Pick out every line of the entries below where "home" occurs, and copy those lines.

Saved entries
★ ★ ★ ★ ★
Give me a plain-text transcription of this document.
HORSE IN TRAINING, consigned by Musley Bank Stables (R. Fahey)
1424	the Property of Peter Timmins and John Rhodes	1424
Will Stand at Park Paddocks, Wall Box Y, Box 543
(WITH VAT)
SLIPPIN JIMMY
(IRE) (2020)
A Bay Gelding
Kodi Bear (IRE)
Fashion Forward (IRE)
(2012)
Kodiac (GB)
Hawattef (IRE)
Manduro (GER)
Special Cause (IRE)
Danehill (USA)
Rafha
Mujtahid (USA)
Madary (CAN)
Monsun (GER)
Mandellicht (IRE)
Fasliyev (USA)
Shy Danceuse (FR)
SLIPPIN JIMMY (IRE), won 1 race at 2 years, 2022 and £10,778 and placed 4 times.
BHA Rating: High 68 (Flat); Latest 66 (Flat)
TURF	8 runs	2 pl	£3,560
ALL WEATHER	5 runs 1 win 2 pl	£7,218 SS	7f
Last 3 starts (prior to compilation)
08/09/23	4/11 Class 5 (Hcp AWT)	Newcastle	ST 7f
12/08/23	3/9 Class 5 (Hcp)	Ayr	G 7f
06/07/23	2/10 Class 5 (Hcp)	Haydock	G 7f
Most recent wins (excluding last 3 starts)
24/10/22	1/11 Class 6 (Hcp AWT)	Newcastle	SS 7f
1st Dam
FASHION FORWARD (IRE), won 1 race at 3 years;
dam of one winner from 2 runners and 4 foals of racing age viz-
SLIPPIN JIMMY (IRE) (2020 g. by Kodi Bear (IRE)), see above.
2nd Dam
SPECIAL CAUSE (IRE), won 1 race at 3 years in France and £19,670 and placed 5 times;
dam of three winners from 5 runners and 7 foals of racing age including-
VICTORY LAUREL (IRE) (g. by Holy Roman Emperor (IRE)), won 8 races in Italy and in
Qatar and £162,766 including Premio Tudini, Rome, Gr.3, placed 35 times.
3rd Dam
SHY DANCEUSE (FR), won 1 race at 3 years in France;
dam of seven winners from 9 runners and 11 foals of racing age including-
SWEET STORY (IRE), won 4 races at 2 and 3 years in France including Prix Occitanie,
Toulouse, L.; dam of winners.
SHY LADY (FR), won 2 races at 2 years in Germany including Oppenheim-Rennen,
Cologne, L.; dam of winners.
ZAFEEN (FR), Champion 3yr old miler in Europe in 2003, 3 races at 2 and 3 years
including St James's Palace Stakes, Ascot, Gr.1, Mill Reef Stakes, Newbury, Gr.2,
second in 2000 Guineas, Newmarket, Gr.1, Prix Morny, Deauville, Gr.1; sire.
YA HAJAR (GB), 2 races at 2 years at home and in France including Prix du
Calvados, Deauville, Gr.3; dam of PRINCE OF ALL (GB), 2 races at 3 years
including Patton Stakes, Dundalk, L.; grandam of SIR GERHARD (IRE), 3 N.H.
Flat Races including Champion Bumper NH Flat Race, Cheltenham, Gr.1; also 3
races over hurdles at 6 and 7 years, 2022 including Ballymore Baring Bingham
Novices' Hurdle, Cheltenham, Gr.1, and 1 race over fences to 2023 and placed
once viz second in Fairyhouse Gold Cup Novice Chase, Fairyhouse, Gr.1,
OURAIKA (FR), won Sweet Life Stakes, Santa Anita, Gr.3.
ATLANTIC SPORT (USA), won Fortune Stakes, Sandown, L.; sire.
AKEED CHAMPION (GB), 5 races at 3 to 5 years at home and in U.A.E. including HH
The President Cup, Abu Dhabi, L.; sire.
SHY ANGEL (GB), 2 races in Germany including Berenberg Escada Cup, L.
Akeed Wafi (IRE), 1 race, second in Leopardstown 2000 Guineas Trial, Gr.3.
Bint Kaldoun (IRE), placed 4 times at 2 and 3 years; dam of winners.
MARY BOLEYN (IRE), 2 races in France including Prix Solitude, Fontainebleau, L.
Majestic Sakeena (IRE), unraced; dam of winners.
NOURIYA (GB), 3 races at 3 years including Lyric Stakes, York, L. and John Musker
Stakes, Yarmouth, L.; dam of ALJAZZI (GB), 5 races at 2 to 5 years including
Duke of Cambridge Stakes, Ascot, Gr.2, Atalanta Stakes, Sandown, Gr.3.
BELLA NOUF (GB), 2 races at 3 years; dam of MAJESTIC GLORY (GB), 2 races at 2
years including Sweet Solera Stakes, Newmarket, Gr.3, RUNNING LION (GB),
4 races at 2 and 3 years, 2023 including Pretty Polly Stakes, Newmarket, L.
★ ★ ★ ★ ★
> Answer to this problem
YA HAJAR (GB), 2 races at 2 years at home and in France including Prix du
AKEED CHAMPION (GB), 5 races at 3 to 5 years at home and in U.A.E. including HH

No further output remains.